BEGIN Task material

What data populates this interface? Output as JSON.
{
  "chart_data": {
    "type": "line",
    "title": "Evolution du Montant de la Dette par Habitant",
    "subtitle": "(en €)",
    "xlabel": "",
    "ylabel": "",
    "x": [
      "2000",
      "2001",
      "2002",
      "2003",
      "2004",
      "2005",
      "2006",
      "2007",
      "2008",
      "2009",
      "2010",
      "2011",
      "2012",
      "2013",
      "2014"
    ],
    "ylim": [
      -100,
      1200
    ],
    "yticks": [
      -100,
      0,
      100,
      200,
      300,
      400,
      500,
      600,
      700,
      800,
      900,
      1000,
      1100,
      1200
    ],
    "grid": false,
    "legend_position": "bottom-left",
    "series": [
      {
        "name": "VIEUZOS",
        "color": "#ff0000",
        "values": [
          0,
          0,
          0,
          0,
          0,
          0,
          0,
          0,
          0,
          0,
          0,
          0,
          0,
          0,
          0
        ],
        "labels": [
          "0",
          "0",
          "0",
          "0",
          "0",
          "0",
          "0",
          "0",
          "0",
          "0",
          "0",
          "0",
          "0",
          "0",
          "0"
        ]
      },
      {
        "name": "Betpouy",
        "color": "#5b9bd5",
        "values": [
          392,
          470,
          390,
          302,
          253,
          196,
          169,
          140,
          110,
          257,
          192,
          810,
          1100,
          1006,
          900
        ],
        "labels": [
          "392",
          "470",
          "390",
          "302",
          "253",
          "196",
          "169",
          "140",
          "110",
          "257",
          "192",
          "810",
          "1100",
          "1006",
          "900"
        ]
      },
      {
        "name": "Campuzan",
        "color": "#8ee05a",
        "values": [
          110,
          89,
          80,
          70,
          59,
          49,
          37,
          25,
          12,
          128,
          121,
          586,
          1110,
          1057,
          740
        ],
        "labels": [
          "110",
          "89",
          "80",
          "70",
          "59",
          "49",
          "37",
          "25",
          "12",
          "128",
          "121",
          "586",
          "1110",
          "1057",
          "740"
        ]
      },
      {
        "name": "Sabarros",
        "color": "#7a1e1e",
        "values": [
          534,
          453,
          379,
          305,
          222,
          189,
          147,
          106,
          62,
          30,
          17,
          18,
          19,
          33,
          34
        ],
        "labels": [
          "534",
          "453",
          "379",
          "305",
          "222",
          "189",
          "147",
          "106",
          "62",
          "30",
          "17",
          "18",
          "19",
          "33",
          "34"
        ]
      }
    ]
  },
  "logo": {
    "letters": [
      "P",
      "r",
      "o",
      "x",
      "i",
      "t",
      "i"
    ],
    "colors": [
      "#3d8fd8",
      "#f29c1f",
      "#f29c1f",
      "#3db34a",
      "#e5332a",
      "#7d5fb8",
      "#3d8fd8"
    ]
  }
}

END Task material

Using the data above, reproduce every line exactly.

§ **Expected answer**
What data populates this interface? Output as JSON.
{
  "chart_data": {
    "type": "line",
    "title": "Evolution du Montant de la Dette par Habitant",
    "subtitle": "(en €)",
    "xlabel": "",
    "ylabel": "",
    "x": [
      "2000",
      "2001",
      "2002",
      "2003",
      "2004",
      "2005",
      "2006",
      "2007",
      "2008",
      "2009",
      "2010",
      "2011",
      "2012",
      "2013",
      "2014"
    ],
    "ylim": [
      -100,
      1200
    ],
    "yticks": [
      -100,
      0,
      100,
      200,
      300,
      400,
      500,
      600,
      700,
      800,
      900,
      1000,
      1100,
      1200
    ],
    "grid": false,
    "legend_position": "bottom-left",
    "series": [
      {
        "name": "VIEUZOS",
        "color": "#ff0000",
        "values": [
          0,
          0,
          0,
          0,
          0,
          0,
          0,
          0,
          0,
          0,
          0,
          0,
          0,
          0,
          0
        ],
        "labels": [
          "0",
          "0",
          "0",
          "0",
          "0",
          "0",
          "0",
          "0",
          "0",
          "0",
          "0",
          "0",
          "0",
          "0",
          "0"
        ]
      },
      {
        "name": "Betpouy",
        "color": "#5b9bd5",
        "values": [
          392,
          470,
          390,
          302,
          253,
          196,
          169,
          140,
          110,
          257,
          192,
          810,
          1100,
          1006,
          900
        ],
        "labels": [
          "392",
          "470",
          "390",
          "302",
          "253",
          "196",
          "169",
          "140",
          "110",
          "257",
          "192",
          "810",
          "1100",
          "1006",
          "900"
        ]
      },
      {
        "name": "Campuzan",
        "color": "#8ee05a",
        "values": [
          110,
          89,
          80,
          70,
          59,
          49,
          37,
          25,
          12,
          128,
          121,
          586,
          1110,
          1057,
          740
        ],
        "labels": [
          "110",
          "89",
          "80",
          "70",
          "59",
          "49",
          "37",
          "25",
          "12",
          "128",
          "121",
          "586",
          "1110",
          "1057",
          "740"
        ]
      },
      {
        "name": "Sabarros",
        "color": "#7a1e1e",
        "values": [
          534,
          453,
          379,
          305,
          222,
          189,
          147,
          106,
          62,
          30,
          17,
          18,
          19,
          33,
          34
        ],
        "labels": [
          "534",
          "453",
          "379",
          "305",
          "222",
          "189",
          "147",
          "106",
          "62",
          "30",
          "17",
          "18",
          "19",
          "33",
          "34"
        ]
      }
    ]
  },
  "logo": {
    "letters": [
      "P",
      "r",
      "o",
      "x",
      "i",
      "t",
      "i"
    ],
    "colors": [
      "#3d8fd8",
      "#f29c1f",
      "#f29c1f",
      "#3db34a",
      "#e5332a",
      "#7d5fb8",
      "#3d8fd8"
    ]
  }
}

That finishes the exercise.